Required task: Set down the full listing exactly, character for character.

Input:
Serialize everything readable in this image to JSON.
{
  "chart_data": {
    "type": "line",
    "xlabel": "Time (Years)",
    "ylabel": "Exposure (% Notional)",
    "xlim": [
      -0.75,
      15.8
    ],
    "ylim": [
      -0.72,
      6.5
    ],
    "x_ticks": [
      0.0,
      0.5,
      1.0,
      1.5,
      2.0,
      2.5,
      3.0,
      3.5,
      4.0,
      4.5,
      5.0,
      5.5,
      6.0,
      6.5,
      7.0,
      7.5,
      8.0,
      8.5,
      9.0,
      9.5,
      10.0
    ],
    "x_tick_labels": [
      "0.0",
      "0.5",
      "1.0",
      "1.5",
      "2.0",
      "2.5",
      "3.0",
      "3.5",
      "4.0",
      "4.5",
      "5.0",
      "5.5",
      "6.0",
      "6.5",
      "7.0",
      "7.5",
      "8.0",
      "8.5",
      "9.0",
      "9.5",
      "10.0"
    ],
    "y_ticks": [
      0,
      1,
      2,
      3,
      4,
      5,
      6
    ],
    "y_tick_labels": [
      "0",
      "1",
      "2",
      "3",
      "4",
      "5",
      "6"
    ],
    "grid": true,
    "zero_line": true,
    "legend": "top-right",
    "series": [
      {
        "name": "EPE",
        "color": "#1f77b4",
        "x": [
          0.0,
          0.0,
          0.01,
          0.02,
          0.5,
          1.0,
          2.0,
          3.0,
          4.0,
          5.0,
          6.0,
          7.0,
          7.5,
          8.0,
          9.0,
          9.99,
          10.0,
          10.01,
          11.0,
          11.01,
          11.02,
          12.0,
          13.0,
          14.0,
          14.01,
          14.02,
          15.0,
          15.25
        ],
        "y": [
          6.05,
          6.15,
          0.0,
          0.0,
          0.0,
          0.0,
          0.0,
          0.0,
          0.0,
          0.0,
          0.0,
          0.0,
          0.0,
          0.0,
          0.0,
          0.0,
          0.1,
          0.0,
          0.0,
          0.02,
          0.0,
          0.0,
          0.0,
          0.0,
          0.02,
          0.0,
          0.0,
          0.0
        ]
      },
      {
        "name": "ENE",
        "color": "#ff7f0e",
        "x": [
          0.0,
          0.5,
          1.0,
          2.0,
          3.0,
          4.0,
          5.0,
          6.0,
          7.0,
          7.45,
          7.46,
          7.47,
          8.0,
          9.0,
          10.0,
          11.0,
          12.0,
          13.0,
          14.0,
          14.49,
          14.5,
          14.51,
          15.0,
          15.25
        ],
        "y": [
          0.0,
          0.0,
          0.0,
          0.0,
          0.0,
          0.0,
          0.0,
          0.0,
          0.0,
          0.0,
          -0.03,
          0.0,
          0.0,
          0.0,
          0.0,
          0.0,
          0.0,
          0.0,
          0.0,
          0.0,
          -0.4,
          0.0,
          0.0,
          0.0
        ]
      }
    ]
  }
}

In response:
Serialize everything readable in this image to JSON.
{
  "chart_data": {
    "type": "line",
    "xlabel": "Time (Years)",
    "ylabel": "Exposure (% Notional)",
    "xlim": [
      -0.75,
      15.8
    ],
    "ylim": [
      -0.72,
      6.5
    ],
    "x_ticks": [
      0.0,
      0.5,
      1.0,
      1.5,
      2.0,
      2.5,
      3.0,
      3.5,
      4.0,
      4.5,
      5.0,
      5.5,
      6.0,
      6.5,
      7.0,
      7.5,
      8.0,
      8.5,
      9.0,
      9.5,
      10.0
    ],
    "x_tick_labels": [
      "0.0",
      "0.5",
      "1.0",
      "1.5",
      "2.0",
      "2.5",
      "3.0",
      "3.5",
      "4.0",
      "4.5",
      "5.0",
      "5.5",
      "6.0",
      "6.5",
      "7.0",
      "7.5",
      "8.0",
      "8.5",
      "9.0",
      "9.5",
      "10.0"
    ],
    "y_ticks": [
      0,
      1,
      2,
      3,
      4,
      5,
      6
    ],
    "y_tick_labels": [
      "0",
      "1",
      "2",
      "3",
      "4",
      "5",
      "6"
    ],
    "grid": true,
    "zero_line": true,
    "legend": "top-right",
    "series": [
      {
        "name": "EPE",
        "color": "#1f77b4",
        "x": [
          0.0,
          0.0,
          0.01,
          0.02,
          0.5,
          1.0,
          2.0,
          3.0,
          4.0,
          5.0,
          6.0,
          7.0,
          7.5,
          8.0,
          9.0,
          9.99,
          10.0,
          10.01,
          11.0,
          11.01,
          11.02,
          12.0,
          13.0,
          14.0,
          14.01,
          14.02,
          15.0,
          15.25
        ],
        "y": [
          6.05,
          6.15,
          0.0,
          0.0,
          0.0,
          0.0,
          0.0,
          0.0,
          0.0,
          0.0,
          0.0,
          0.0,
          0.0,
          0.0,
          0.0,
          0.0,
          0.1,
          0.0,
          0.0,
          0.02,
          0.0,
          0.0,
          0.0,
          0.0,
          0.02,
          0.0,
          0.0,
          0.0
        ]
      },
      {
        "name": "ENE",
        "color": "#ff7f0e",
        "x": [
          0.0,
          0.5,
          1.0,
          2.0,
          3.0,
          4.0,
          5.0,
          6.0,
          7.0,
          7.45,
          7.46,
          7.47,
          8.0,
          9.0,
          10.0,
          11.0,
          12.0,
          13.0,
          14.0,
          14.49,
          14.5,
          14.51,
          15.0,
          15.25
        ],
        "y": [
          0.0,
          0.0,
          0.0,
          0.0,
          0.0,
          0.0,
          0.0,
          0.0,
          0.0,
          0.0,
          -0.03,
          0.0,
          0.0,
          0.0,
          0.0,
          0.0,
          0.0,
          0.0,
          0.0,
          0.0,
          -0.4,
          0.0,
          0.0,
          0.0
        ]
      }
    ]
  }
}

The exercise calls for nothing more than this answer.